PROBLEM TO SOLVE » The material below should be written out in full and exactly; pictures stay out of the copy.

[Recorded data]
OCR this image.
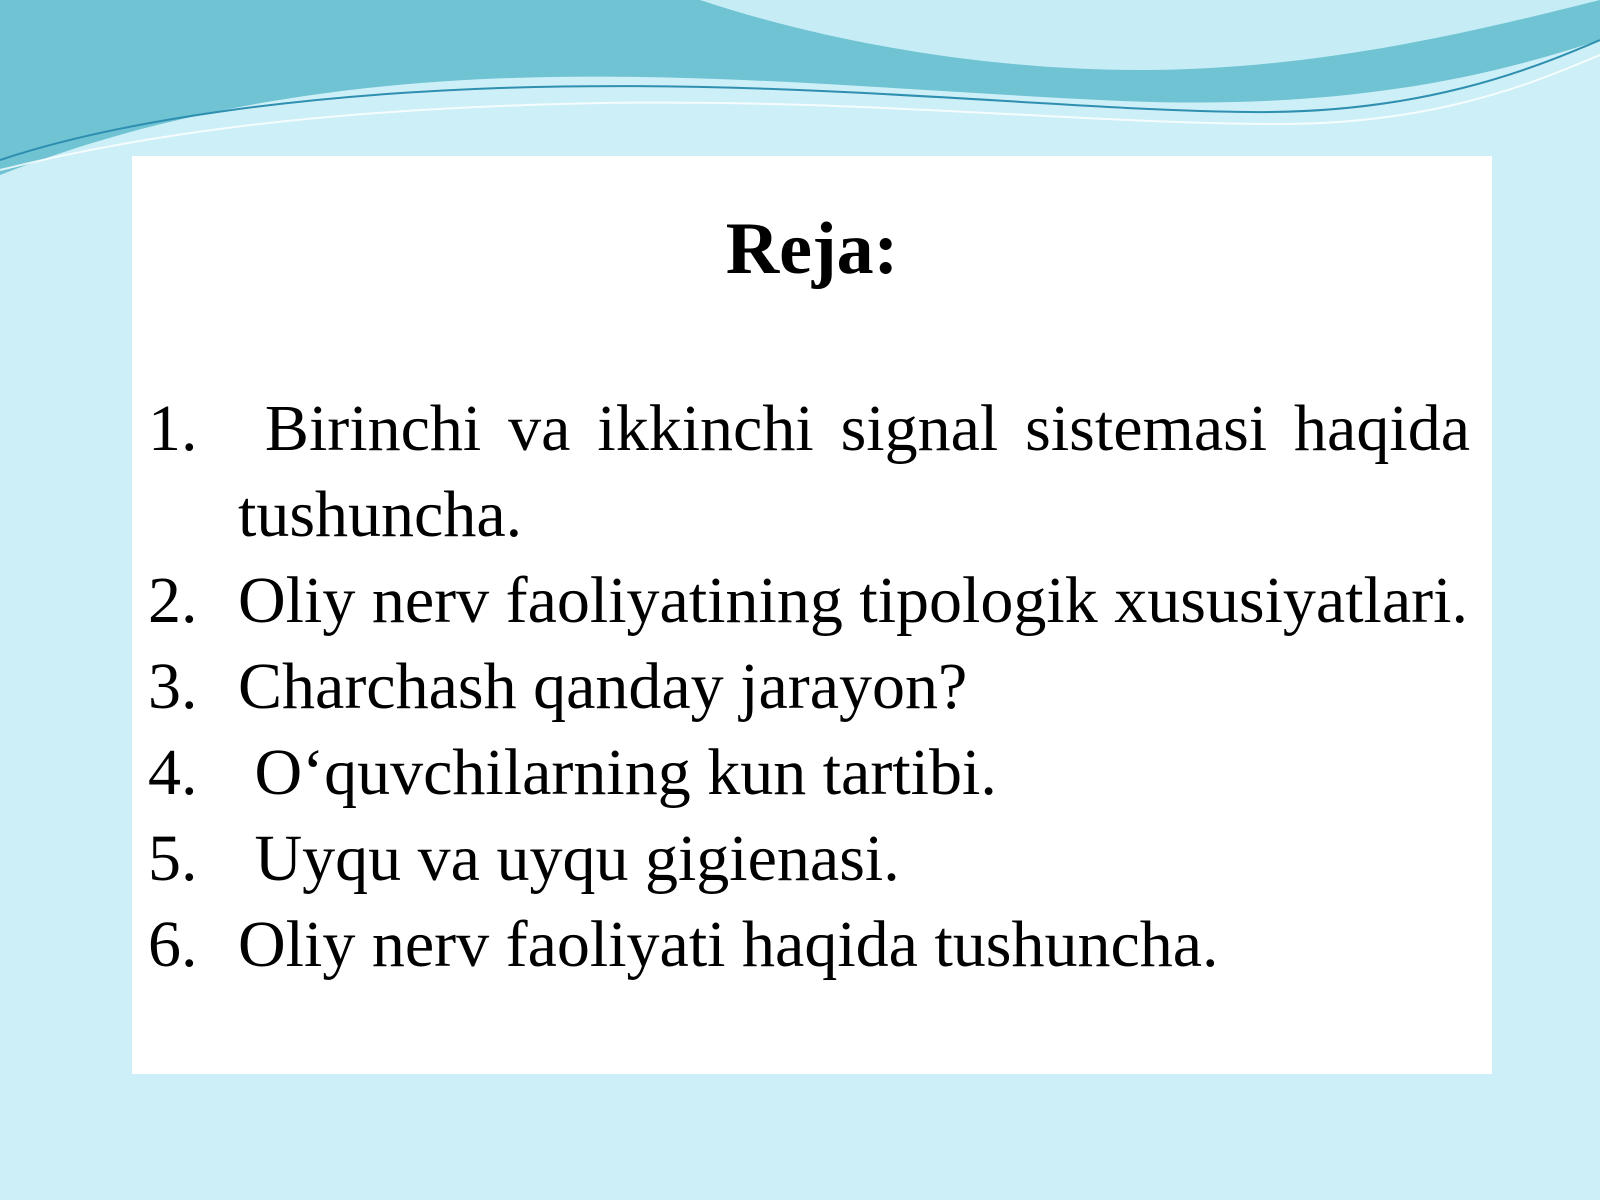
Reja:
1. Birinchi va ikkinchi signal sistemasi haqida tushuncha.
2. Oliy nerv faoliyatining tipologik xususiyatlari.
3. Charchash qanday jarayon?
4. O‘quvchilarning kun tartibi.
5. Uyqu va uyqu gigienasi.
6. Oliy nerv faoliyati haqida tushuncha.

ANSWER TO THE PROBLEM »
OCR this image.
Reja:
1. Birinchi va ikkinchi signal sistemasi haqida tushuncha.
2. Oliy nerv faoliyatining tipologik xususiyatlari.
3. Charchash qanday jarayon?
4. O‘quvchilarning kun tartibi.
5. Uyqu va uyqu gigienasi.
6. Oliy nerv faoliyati haqida tushuncha.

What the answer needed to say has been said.